(Dataset items)
########################################
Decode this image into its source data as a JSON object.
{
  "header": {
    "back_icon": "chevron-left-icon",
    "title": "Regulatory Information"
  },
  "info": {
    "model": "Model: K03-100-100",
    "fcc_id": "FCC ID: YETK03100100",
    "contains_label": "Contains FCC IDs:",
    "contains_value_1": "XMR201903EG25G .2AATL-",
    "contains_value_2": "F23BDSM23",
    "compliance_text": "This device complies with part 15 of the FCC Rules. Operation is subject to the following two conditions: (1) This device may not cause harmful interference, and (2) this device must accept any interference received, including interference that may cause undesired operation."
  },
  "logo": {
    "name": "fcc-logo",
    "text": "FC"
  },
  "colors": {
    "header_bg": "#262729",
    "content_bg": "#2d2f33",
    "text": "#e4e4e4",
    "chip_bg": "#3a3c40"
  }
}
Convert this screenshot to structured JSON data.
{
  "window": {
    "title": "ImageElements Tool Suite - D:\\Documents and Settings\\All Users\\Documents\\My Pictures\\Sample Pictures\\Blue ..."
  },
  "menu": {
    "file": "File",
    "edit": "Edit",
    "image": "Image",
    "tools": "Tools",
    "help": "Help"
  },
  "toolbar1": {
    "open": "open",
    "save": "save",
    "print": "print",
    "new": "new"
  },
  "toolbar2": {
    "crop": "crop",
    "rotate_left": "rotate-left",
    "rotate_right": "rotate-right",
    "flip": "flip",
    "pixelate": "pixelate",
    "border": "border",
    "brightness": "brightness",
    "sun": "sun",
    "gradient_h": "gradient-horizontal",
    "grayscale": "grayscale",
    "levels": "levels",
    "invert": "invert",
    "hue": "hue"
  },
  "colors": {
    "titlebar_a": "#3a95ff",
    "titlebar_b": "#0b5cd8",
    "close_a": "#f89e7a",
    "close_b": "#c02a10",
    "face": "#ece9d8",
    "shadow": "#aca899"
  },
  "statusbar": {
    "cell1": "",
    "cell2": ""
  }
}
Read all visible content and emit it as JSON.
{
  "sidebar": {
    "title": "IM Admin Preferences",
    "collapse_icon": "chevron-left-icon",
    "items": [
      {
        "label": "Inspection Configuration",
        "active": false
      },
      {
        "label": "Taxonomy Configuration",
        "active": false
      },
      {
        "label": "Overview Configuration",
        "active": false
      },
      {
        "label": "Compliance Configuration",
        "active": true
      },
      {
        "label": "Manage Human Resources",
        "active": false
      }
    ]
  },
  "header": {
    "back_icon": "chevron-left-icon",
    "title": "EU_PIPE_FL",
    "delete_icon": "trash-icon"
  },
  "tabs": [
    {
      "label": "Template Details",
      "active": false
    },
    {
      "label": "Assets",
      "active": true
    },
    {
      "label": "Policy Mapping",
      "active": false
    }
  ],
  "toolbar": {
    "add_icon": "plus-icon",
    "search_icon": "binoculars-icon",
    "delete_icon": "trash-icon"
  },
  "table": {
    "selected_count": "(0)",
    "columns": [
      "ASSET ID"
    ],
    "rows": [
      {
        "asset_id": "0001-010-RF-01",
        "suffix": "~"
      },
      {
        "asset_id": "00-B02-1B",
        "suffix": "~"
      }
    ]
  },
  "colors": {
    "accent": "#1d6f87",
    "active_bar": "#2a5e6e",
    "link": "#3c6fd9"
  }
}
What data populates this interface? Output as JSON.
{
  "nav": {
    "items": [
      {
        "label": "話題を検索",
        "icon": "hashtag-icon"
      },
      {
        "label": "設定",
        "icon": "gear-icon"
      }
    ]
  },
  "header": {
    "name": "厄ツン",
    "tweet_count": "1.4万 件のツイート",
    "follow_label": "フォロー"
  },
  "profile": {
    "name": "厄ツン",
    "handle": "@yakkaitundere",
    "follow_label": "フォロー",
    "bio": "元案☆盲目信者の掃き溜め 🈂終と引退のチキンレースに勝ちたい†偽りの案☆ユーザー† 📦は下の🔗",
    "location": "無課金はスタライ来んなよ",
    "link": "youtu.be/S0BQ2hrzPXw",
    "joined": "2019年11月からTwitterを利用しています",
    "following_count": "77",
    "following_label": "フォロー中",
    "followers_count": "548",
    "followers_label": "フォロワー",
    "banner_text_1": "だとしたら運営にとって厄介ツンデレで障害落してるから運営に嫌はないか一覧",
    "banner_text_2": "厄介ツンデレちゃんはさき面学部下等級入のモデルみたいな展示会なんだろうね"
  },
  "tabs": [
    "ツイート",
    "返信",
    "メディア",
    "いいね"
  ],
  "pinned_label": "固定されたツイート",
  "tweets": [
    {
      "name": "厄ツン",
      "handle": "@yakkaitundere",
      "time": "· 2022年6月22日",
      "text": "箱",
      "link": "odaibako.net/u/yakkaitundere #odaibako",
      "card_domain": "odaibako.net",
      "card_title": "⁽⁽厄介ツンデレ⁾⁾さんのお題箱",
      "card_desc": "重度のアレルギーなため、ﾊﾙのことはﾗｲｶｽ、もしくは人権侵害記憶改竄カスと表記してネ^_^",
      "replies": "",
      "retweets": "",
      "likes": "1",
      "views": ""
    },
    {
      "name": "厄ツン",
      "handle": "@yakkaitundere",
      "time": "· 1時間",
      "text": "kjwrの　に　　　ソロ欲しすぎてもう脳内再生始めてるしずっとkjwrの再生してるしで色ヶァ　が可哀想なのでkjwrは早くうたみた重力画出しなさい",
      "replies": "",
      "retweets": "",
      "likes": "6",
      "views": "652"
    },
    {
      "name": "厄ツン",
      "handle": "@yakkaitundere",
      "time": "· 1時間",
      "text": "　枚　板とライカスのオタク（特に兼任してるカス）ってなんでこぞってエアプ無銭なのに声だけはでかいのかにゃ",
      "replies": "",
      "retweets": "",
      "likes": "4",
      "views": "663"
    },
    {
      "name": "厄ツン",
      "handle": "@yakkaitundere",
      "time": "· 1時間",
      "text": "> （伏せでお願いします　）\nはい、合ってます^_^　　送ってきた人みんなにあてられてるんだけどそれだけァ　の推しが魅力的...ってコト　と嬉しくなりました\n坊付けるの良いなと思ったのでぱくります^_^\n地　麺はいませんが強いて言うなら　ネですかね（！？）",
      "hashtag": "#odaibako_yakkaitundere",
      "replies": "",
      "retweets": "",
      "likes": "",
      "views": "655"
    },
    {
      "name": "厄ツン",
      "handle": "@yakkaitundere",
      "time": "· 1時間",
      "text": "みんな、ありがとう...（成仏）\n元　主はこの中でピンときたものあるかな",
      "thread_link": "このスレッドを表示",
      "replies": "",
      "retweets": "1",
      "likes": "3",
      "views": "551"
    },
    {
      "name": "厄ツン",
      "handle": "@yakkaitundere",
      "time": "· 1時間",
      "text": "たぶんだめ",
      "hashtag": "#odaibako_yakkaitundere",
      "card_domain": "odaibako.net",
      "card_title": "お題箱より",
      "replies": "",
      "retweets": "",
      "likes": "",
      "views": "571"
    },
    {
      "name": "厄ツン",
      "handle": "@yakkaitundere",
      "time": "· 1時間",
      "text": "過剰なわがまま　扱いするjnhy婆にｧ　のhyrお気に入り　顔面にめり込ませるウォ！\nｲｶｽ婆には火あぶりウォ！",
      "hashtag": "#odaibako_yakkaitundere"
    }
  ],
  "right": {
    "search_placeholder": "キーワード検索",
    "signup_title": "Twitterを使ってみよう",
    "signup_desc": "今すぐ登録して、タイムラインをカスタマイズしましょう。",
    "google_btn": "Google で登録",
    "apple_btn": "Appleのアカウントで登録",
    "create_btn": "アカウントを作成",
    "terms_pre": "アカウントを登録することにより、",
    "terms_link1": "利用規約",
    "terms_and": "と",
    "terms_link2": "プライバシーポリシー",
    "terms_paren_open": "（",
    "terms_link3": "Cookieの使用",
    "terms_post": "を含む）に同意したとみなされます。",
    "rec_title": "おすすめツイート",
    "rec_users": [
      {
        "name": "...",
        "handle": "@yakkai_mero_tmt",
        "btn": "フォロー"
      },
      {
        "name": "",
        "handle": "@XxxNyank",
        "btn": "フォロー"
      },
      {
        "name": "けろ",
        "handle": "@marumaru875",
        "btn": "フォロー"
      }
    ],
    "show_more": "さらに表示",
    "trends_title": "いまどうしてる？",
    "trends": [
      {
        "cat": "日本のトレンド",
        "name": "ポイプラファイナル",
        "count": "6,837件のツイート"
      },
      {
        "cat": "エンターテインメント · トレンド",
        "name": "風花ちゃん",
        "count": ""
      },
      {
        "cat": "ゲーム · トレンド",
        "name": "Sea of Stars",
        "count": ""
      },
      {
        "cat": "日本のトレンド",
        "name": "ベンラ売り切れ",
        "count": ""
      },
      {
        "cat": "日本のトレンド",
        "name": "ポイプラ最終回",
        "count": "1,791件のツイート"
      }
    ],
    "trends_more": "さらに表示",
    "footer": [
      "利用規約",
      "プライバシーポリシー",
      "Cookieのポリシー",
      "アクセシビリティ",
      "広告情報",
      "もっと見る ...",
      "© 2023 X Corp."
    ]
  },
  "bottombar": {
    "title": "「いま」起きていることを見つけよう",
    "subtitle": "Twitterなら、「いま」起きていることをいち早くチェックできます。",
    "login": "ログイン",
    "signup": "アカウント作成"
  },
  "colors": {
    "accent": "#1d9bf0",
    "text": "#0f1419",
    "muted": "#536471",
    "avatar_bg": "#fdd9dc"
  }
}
########################################
▶ [WORK TO BE COMPLETED]: Go through the listing above and return every line where the word "hashtag" occurs.

▶ [THE REPLY]:
        "icon": "hashtag-icon"
      "hashtag": "#odaibako_yakkaitundere",
      "hashtag": "#odaibako_yakkaitundere",
      "hashtag": "#odaibako_yakkaitundere"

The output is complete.